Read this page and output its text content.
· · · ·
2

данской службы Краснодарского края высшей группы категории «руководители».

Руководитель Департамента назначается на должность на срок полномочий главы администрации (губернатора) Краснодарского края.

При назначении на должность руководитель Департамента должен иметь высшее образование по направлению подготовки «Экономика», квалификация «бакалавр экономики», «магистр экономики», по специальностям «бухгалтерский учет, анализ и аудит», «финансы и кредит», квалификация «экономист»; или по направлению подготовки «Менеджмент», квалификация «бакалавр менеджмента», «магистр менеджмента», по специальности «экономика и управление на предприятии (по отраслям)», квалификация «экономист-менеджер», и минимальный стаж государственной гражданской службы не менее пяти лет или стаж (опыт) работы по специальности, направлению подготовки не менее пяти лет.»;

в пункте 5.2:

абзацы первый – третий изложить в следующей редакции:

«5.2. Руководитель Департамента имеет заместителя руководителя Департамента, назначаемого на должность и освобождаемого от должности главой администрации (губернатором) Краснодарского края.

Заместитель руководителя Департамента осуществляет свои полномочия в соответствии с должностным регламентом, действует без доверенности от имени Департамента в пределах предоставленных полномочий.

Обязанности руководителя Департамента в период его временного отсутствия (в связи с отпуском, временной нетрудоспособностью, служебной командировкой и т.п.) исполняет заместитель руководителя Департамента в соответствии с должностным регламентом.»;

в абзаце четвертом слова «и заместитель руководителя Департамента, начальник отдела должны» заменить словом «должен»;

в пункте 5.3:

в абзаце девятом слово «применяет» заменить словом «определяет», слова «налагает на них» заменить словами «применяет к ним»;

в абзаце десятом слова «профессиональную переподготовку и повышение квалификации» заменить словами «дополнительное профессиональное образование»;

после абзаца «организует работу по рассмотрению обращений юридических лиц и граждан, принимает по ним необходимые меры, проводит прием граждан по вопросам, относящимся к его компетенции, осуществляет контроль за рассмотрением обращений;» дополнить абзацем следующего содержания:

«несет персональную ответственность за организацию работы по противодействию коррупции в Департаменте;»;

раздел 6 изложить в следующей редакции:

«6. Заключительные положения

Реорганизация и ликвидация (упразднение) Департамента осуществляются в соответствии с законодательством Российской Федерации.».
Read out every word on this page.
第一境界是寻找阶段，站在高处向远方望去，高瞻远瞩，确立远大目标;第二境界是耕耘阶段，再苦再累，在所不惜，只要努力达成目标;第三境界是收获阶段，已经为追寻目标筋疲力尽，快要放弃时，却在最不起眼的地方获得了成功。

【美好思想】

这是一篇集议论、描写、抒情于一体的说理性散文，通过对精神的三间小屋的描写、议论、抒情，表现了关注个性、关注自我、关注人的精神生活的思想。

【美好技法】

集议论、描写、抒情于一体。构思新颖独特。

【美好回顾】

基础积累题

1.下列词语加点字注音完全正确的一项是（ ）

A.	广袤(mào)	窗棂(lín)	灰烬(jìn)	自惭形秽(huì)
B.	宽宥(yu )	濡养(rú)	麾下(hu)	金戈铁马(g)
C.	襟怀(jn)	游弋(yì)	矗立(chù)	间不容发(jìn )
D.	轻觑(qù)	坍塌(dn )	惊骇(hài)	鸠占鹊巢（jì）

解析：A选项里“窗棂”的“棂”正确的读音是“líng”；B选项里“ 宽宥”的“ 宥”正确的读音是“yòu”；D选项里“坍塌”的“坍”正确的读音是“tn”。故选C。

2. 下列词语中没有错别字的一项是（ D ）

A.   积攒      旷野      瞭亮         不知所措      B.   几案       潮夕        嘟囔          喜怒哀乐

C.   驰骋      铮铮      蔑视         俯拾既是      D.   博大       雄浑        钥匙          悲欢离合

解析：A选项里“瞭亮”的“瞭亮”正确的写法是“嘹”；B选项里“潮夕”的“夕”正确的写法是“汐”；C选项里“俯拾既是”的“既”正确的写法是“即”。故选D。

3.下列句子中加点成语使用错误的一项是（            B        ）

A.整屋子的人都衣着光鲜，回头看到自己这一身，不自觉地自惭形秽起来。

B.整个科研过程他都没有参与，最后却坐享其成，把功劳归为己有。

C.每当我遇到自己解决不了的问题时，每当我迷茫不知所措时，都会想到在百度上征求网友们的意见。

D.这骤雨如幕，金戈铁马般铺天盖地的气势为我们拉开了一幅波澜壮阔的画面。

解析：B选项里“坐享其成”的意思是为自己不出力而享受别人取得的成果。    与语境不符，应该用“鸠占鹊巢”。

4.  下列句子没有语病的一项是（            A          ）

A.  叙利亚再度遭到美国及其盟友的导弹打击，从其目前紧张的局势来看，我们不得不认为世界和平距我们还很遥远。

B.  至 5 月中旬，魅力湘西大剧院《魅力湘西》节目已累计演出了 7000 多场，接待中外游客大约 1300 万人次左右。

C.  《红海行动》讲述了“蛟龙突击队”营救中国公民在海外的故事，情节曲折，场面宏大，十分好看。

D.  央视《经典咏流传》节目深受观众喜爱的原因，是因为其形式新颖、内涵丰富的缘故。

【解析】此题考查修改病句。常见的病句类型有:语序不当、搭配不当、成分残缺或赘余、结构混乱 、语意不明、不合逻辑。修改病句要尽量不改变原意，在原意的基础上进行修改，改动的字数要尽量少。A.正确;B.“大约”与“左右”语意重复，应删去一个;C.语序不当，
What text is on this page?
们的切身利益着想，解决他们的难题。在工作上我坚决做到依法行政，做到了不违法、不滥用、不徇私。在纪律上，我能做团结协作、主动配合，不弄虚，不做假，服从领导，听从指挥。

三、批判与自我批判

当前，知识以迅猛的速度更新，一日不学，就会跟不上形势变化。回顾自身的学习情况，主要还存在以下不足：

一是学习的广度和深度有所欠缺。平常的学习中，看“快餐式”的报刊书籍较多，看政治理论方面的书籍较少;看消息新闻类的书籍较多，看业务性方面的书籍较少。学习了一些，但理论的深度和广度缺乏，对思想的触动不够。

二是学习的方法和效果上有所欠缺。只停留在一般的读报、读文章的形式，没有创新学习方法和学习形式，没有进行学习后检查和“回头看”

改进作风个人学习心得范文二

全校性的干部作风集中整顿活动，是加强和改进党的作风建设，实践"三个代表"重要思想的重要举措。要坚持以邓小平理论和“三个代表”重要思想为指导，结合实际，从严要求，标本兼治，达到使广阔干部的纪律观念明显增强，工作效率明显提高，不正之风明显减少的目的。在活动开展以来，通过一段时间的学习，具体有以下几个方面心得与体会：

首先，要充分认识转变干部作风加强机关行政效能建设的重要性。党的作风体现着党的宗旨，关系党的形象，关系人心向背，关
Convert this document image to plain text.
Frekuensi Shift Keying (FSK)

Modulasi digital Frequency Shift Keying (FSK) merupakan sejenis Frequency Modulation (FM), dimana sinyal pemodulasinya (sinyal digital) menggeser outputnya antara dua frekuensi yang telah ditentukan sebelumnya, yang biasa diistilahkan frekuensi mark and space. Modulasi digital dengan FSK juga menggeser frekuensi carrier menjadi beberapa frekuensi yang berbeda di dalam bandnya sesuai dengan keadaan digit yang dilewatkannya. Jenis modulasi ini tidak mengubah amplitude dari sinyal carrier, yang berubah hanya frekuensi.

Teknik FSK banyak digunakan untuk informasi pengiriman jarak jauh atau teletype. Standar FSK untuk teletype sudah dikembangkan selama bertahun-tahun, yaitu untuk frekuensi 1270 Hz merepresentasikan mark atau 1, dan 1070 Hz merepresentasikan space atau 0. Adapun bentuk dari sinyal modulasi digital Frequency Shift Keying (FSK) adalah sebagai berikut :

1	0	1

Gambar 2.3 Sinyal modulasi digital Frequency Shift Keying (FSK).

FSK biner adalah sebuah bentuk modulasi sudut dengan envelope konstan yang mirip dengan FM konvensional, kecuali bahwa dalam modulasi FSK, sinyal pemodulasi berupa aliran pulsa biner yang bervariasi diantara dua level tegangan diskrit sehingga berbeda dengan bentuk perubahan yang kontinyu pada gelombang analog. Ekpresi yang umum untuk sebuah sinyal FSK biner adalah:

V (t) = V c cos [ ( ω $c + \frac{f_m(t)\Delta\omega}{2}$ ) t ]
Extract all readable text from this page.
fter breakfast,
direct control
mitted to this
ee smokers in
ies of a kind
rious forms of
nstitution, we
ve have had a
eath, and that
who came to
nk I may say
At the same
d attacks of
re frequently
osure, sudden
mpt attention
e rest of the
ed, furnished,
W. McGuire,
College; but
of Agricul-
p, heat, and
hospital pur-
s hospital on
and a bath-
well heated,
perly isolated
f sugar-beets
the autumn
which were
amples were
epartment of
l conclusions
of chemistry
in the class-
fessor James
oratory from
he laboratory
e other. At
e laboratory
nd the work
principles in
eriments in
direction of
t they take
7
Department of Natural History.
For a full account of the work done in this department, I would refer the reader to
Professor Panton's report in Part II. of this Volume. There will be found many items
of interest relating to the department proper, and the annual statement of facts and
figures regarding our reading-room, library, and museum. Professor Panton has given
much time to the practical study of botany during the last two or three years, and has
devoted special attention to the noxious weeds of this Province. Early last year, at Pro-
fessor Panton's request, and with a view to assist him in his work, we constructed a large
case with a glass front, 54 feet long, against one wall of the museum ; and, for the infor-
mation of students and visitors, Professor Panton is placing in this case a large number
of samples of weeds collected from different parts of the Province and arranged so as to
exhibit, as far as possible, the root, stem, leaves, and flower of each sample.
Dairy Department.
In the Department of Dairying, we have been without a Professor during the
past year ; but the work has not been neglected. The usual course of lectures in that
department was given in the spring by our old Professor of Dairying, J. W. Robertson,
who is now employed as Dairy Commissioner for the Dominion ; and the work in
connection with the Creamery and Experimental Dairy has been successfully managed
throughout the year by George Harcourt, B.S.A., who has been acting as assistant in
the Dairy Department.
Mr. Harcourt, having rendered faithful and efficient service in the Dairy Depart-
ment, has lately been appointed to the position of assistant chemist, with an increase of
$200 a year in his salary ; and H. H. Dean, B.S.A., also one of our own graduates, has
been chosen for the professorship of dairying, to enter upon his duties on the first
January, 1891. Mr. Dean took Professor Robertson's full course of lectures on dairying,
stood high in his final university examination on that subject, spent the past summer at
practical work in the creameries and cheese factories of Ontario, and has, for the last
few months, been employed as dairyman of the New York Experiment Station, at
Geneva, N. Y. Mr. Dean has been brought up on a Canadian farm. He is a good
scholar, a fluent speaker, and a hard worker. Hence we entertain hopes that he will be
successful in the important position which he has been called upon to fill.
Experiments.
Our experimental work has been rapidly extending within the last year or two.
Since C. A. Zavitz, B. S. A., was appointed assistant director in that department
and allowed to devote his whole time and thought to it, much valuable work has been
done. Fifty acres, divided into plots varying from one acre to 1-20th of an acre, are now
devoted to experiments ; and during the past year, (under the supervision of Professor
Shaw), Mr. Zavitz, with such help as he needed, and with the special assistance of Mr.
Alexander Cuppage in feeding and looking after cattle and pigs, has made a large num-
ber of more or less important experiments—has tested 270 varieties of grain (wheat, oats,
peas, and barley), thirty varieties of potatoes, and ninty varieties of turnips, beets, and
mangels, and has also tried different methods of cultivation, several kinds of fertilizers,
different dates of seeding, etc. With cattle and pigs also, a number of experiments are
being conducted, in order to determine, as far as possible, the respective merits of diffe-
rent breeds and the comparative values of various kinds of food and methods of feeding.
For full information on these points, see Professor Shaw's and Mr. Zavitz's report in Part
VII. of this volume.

+++

• **Exercise aim**:
Reply with nothing but the number of lines in the data above that contain "заменить".

• **The completed task**:
3